- **Required work**:
**a.** Summarize the Jigsaw team page in two sentences.
**b.** Using the Jigsaw team page, answer each question on its own line:
(i) What tool did Yves Lafon make?
(ii) When did Anselm Baird-Smith leave W3C?
(iii) What did Jeff Dripps provide?

- **Document extract**:
-=-=-=-=-

Jigsaw Team
- Yves Lafon
- Yves has joined the Jigsaw project in october 1996. And, among other
things, he did the JigAdmin tool. He became lead of the Jigsaw Activity
in August 1997, he is now also the principal team contact of the XML
Protocol Working Group
- Carine Bournez
- Carine joined the Jigsaw project in december 2001.
Alumni
- Anselm
Baird-Smith
- Anselm started the Jigsaw project within W3C in october 1995. He did
all the successive designs that leads to the current 1.0beta1 version.
He is the "father" of Jigsaw. He left W3C at the end of August
1997.
- Benoît Mahé
- Benoît joined the Jigsaw team on october 1st 1997, after doing his
internship in the team. He worked on Server side include (added jdbc
related commands), servlets, jdbc PICS label bureau, and various
contributions to JigAdmin. He contributed a lot to the Jigsaw/2.0
prototype and he did the new JigAdmin. He left at the end of January
2001.
Contributors
- Jeff Dripps
- Provided lots of feedback on running Jigsaw on the Mac.

-=-=-=-=-

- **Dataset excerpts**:
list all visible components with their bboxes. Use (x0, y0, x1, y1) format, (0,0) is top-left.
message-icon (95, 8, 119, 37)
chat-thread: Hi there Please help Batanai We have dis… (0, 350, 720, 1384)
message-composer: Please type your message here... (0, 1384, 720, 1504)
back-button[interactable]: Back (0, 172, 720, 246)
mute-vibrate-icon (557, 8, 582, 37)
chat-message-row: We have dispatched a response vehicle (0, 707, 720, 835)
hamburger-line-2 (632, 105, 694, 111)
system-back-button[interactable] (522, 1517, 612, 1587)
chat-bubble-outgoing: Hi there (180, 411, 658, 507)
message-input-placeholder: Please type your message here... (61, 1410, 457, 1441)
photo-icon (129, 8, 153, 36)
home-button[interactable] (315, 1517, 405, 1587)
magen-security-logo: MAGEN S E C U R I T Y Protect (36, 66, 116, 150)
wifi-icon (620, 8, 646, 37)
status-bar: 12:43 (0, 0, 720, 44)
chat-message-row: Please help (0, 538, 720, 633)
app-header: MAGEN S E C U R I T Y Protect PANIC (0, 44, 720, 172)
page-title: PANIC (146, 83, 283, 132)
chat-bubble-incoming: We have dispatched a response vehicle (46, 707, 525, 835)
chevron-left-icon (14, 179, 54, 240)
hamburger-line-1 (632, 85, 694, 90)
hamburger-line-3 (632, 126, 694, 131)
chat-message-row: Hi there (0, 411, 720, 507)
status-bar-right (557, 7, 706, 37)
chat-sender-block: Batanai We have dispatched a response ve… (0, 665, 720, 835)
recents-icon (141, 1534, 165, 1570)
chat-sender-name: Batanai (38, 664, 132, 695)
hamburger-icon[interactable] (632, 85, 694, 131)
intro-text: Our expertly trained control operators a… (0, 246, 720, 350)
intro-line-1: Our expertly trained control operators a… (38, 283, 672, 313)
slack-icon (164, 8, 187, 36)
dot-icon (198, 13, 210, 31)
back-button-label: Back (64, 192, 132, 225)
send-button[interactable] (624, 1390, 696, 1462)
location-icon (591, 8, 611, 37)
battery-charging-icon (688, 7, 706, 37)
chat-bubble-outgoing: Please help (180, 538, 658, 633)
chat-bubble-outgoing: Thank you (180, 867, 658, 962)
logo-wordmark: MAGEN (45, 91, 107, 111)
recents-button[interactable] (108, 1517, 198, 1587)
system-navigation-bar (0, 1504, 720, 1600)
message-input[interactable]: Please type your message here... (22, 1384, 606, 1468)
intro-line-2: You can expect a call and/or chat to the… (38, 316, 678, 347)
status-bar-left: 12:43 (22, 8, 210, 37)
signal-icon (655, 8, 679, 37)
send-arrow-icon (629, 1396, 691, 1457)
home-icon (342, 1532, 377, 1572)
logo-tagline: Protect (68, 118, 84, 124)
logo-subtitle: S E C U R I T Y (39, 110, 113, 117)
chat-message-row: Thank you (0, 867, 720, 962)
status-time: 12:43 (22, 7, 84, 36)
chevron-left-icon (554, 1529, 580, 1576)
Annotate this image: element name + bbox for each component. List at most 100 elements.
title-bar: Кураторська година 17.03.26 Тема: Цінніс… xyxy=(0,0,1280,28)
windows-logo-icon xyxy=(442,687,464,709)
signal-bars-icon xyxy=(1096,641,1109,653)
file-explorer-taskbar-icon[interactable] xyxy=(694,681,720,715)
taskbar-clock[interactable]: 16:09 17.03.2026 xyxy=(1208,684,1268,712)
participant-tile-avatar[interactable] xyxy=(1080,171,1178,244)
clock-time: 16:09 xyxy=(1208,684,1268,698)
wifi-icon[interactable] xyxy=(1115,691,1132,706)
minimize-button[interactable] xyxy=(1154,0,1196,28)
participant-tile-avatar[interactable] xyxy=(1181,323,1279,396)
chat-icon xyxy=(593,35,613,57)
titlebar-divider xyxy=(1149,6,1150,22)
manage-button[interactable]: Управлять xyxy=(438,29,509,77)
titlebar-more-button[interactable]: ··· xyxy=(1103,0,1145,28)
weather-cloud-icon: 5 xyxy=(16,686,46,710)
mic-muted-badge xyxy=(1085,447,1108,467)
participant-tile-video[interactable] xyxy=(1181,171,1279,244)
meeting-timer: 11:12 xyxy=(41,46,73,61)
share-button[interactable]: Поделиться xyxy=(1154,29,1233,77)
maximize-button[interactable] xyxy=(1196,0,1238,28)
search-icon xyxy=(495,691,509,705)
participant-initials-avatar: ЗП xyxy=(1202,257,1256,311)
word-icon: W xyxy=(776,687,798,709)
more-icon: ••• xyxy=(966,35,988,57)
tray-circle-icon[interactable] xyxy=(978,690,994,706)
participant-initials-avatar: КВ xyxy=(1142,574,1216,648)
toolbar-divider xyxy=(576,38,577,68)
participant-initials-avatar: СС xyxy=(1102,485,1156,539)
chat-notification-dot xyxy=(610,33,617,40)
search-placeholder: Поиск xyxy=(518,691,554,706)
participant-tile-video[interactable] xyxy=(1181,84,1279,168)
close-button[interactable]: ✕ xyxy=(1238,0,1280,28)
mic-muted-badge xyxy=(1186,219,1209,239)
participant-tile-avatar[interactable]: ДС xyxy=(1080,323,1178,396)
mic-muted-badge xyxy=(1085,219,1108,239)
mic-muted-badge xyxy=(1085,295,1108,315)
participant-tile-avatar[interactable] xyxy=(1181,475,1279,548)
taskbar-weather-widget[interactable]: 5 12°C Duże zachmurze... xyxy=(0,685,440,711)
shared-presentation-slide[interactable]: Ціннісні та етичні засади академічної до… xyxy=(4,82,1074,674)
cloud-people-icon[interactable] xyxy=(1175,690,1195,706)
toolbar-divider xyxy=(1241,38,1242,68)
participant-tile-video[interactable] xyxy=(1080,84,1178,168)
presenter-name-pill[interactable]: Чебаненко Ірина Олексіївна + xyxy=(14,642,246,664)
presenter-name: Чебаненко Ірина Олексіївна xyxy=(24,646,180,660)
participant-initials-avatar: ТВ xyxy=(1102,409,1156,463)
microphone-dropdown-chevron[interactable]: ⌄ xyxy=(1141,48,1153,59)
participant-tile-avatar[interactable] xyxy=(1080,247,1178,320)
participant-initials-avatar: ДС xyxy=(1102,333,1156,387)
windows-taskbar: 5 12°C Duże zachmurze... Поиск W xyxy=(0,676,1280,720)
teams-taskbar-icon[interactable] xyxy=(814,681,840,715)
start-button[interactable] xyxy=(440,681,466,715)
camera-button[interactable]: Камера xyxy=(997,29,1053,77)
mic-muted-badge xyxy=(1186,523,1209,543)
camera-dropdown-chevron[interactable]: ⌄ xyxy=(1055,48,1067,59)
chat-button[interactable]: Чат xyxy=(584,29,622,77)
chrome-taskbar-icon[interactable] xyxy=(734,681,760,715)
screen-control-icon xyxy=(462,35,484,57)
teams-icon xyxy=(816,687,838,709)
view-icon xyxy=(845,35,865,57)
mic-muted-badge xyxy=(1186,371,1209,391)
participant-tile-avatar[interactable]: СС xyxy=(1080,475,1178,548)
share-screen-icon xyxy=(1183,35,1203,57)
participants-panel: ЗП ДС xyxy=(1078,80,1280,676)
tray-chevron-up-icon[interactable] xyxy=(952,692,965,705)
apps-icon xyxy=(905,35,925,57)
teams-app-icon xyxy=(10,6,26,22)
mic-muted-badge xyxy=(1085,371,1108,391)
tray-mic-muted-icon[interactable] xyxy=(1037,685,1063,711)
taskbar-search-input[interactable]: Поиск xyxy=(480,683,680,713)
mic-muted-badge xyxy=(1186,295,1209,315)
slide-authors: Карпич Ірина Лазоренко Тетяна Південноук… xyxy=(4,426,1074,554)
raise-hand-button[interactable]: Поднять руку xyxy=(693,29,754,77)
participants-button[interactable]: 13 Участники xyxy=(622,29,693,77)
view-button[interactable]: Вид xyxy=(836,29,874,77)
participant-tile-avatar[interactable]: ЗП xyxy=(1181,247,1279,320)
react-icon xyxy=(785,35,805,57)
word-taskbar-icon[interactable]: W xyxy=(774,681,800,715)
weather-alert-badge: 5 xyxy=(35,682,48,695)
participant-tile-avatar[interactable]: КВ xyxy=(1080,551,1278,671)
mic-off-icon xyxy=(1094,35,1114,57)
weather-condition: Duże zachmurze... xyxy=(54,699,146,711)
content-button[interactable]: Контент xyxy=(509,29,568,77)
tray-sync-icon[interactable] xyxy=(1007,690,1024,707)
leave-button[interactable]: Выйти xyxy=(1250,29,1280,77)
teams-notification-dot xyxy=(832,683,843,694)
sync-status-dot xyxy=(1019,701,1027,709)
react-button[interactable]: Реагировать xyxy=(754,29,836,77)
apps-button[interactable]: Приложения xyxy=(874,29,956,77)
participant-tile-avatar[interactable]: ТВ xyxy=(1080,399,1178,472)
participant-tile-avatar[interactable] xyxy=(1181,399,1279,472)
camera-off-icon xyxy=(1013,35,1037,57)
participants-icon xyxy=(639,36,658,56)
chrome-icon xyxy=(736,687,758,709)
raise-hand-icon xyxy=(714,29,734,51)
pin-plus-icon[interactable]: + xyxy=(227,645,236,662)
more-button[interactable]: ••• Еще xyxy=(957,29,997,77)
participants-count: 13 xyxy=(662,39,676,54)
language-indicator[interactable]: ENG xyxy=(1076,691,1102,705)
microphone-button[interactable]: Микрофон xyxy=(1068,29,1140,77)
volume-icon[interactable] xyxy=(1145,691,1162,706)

-=-=-=-=-

- **Solutions below**:
**a.** The Jigsaw team page lists two current members: Yves Lafon, who joined the project in October 1996 and became lead of the Jigsaw Activity in August 1997, and Carine Bournez, who joined in December 2001. It also names alumni Anselm Baird-Smith, who started the project within W3C in October 1995, and Benoît Mahé, who joined the team on October 1st 1997 and left at the end of January 2001, along with contributor Jeff Dripps, who gave feedback on running Jigsaw on the Mac.

**b.**
(i) The JigAdmin tool.
(ii) At the end of August 1997.
(iii) Lots of feedback on running Jigsaw on the Mac.